* TASK OBJECTIVE
Copy out all of the data exactly as it appears.

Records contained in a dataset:
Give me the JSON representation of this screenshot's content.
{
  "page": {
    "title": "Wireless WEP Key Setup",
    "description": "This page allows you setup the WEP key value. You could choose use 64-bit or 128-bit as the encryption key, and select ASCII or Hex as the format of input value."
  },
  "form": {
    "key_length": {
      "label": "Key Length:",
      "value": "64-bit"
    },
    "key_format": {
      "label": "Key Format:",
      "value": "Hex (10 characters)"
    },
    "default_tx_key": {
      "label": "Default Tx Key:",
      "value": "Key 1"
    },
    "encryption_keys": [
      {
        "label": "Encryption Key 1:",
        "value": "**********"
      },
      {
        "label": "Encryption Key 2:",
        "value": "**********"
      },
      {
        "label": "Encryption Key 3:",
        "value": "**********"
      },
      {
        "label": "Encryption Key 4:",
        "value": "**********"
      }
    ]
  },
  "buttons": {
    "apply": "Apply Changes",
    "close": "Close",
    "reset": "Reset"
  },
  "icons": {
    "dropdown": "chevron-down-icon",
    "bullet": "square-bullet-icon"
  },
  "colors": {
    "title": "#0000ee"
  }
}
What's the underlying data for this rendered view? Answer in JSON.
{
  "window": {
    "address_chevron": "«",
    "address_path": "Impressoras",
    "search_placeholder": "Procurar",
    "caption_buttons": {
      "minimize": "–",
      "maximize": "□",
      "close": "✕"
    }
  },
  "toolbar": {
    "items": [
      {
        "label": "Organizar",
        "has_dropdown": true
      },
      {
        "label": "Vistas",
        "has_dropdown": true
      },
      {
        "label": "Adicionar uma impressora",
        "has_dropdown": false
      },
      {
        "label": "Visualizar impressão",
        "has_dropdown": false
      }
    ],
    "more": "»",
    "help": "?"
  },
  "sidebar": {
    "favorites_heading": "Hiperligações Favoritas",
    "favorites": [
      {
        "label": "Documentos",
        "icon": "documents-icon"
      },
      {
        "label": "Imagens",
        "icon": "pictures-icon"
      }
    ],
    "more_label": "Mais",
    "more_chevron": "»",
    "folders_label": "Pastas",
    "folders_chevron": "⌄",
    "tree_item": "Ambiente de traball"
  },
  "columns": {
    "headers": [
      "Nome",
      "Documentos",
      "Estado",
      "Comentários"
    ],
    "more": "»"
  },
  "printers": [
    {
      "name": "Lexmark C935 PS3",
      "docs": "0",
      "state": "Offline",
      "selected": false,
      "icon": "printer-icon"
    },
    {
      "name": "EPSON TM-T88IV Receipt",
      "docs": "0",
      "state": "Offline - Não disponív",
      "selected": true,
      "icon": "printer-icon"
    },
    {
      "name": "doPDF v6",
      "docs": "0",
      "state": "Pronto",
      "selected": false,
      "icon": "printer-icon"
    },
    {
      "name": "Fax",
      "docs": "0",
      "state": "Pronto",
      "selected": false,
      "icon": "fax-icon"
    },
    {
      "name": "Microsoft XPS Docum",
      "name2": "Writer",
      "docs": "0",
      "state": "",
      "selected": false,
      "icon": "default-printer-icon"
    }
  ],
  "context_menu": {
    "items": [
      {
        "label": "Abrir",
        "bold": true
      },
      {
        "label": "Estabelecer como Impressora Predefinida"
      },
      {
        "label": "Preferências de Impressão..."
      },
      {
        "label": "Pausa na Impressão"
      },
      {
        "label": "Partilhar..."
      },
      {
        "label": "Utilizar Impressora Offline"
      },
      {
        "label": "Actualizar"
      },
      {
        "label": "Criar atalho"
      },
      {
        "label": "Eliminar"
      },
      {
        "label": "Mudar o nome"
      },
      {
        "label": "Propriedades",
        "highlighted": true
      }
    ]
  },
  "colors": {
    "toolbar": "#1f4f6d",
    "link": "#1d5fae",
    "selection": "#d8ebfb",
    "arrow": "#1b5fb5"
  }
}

* TASK RESPONSE
Give me the JSON representation of this screenshot's content.
{
  "page": {
    "title": "Wireless WEP Key Setup",
    "description": "This page allows you setup the WEP key value. You could choose use 64-bit or 128-bit as the encryption key, and select ASCII or Hex as the format of input value."
  },
  "form": {
    "key_length": {
      "label": "Key Length:",
      "value": "64-bit"
    },
    "key_format": {
      "label": "Key Format:",
      "value": "Hex (10 characters)"
    },
    "default_tx_key": {
      "label": "Default Tx Key:",
      "value": "Key 1"
    },
    "encryption_keys": [
      {
        "label": "Encryption Key 1:",
        "value": "**********"
      },
      {
        "label": "Encryption Key 2:",
        "value": "**********"
      },
      {
        "label": "Encryption Key 3:",
        "value": "**********"
      },
      {
        "label": "Encryption Key 4:",
        "value": "**********"
      }
    ]
  },
  "buttons": {
    "apply": "Apply Changes",
    "close": "Close",
    "reset": "Reset"
  },
  "icons": {
    "dropdown": "chevron-down-icon",
    "bullet": "square-bullet-icon"
  },
  "colors": {
    "title": "#0000ee"
  }
}
What's the underlying data for this rendered view? Answer in JSON.
{
  "window": {
    "address_chevron": "«",
    "address_path": "Impressoras",
    "search_placeholder": "Procurar",
    "caption_buttons": {
      "minimize": "–",
      "maximize": "□",
      "close": "✕"
    }
  },
  "toolbar": {
    "items": [
      {
        "label": "Organizar",
        "has_dropdown": true
      },
      {
        "label": "Vistas",
        "has_dropdown": true
      },
      {
        "label": "Adicionar uma impressora",
        "has_dropdown": false
      },
      {
        "label": "Visualizar impressão",
        "has_dropdown": false
      }
    ],
    "more": "»",
    "help": "?"
  },
  "sidebar": {
    "favorites_heading": "Hiperligações Favoritas",
    "favorites": [
      {
        "label": "Documentos",
        "icon": "documents-icon"
      },
      {
        "label": "Imagens",
        "icon": "pictures-icon"
      }
    ],
    "more_label": "Mais",
    "more_chevron": "»",
    "folders_label": "Pastas",
    "folders_chevron": "⌄",
    "tree_item": "Ambiente de traball"
  },
  "columns": {
    "headers": [
      "Nome",
      "Documentos",
      "Estado",
      "Comentários"
    ],
    "more": "»"
  },
  "printers": [
    {
      "name": "Lexmark C935 PS3",
      "docs": "0",
      "state": "Offline",
      "selected": false,
      "icon": "printer-icon"
    },
    {
      "name": "EPSON TM-T88IV Receipt",
      "docs": "0",
      "state": "Offline - Não disponív",
      "selected": true,
      "icon": "printer-icon"
    },
    {
      "name": "doPDF v6",
      "docs": "0",
      "state": "Pronto",
      "selected": false,
      "icon": "printer-icon"
    },
    {
      "name": "Fax",
      "docs": "0",
      "state": "Pronto",
      "selected": false,
      "icon": "fax-icon"
    },
    {
      "name": "Microsoft XPS Docum",
      "name2": "Writer",
      "docs": "0",
      "state": "",
      "selected": false,
      "icon": "default-printer-icon"
    }
  ],
  "context_menu": {
    "items": [
      {
        "label": "Abrir",
        "bold": true
      },
      {
        "label": "Estabelecer como Impressora Predefinida"
      },
      {
        "label": "Preferências de Impressão..."
      },
      {
        "label": "Pausa na Impressão"
      },
      {
        "label": "Partilhar..."
      },
      {
        "label": "Utilizar Impressora Offline"
      },
      {
        "label": "Actualizar"
      },
      {
        "label": "Criar atalho"
      },
      {
        "label": "Eliminar"
      },
      {
        "label": "Mudar o nome"
      },
      {
        "label": "Propriedades",
        "highlighted": true
      }
    ]
  },
  "colors": {
    "toolbar": "#1f4f6d",
    "link": "#1d5fae",
    "selection": "#d8ebfb",
    "arrow": "#1b5fb5"
  }
}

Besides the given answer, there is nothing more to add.